- PROBLEM STATEMENT
How many lines hold the string "Активирован"? Give only the number.

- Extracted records
┌──
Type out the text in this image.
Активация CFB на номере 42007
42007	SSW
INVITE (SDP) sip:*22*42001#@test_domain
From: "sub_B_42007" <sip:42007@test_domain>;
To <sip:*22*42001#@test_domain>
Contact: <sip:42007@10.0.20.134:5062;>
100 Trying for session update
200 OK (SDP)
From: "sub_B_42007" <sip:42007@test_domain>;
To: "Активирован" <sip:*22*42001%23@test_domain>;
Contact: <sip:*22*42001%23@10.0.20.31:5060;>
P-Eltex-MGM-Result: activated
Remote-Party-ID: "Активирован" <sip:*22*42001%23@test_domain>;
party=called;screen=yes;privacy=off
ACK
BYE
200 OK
└──
- TASK RESULT
2